* **DO THIS**: All records should be reproduced verbatim.

(Saved data entries)
+---+

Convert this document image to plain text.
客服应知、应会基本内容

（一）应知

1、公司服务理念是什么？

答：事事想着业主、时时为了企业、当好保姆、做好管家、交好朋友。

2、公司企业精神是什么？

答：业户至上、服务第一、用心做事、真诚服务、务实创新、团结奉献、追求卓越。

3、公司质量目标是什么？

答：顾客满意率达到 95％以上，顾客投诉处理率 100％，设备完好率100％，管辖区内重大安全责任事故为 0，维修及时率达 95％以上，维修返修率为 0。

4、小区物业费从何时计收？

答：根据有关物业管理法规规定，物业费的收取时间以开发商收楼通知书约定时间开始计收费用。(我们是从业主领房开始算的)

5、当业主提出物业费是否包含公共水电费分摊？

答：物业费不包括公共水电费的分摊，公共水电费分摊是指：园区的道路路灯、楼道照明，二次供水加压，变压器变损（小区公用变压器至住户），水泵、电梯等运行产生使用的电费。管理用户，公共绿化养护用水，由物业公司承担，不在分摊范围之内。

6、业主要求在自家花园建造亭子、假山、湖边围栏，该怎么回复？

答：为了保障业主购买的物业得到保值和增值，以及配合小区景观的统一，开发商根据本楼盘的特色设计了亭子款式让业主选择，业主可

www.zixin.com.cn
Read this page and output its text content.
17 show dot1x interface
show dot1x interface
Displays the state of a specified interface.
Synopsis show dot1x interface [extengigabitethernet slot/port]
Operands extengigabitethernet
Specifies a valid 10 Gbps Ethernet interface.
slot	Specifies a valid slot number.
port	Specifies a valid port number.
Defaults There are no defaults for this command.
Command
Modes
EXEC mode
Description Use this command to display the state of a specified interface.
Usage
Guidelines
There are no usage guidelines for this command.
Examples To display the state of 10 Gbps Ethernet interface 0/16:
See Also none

+---+

* **THE OUTPUT**:
Convert this document image to plain text.
客服应知、应会基本内容

（一）应知

1、公司服务理念是什么？

答：事事想着业主、时时为了企业、当好保姆、做好管家、交好朋友。

2、公司企业精神是什么？

答：业户至上、服务第一、用心做事、真诚服务、务实创新、团结奉献、追求卓越。

3、公司质量目标是什么？

答：顾客满意率达到 95％以上，顾客投诉处理率 100％，设备完好率100％，管辖区内重大安全责任事故为 0，维修及时率达 95％以上，维修返修率为 0。

4、小区物业费从何时计收？

答：根据有关物业管理法规规定，物业费的收取时间以开发商收楼通知书约定时间开始计收费用。(我们是从业主领房开始算的)

5、当业主提出物业费是否包含公共水电费分摊？

答：物业费不包括公共水电费的分摊，公共水电费分摊是指：园区的道路路灯、楼道照明，二次供水加压，变压器变损（小区公用变压器至住户），水泵、电梯等运行产生使用的电费。管理用户，公共绿化养护用水，由物业公司承担，不在分摊范围之内。

6、业主要求在自家花园建造亭子、假山、湖边围栏，该怎么回复？

答：为了保障业主购买的物业得到保值和增值，以及配合小区景观的统一，开发商根据本楼盘的特色设计了亭子款式让业主选择，业主可

www.zixin.com.cn
Read this page and output its text content.
17 show dot1x interface
show dot1x interface
Displays the state of a specified interface.
Synopsis show dot1x interface [extengigabitethernet slot/port]
Operands extengigabitethernet
Specifies a valid 10 Gbps Ethernet interface.
slot	Specifies a valid slot number.
port	Specifies a valid port number.
Defaults There are no defaults for this command.
Command
Modes
EXEC mode
Description Use this command to display the state of a specified interface.
Usage
Guidelines
There are no usage guidelines for this command.
Examples To display the state of 10 Gbps Ethernet interface 0/16:
See Also none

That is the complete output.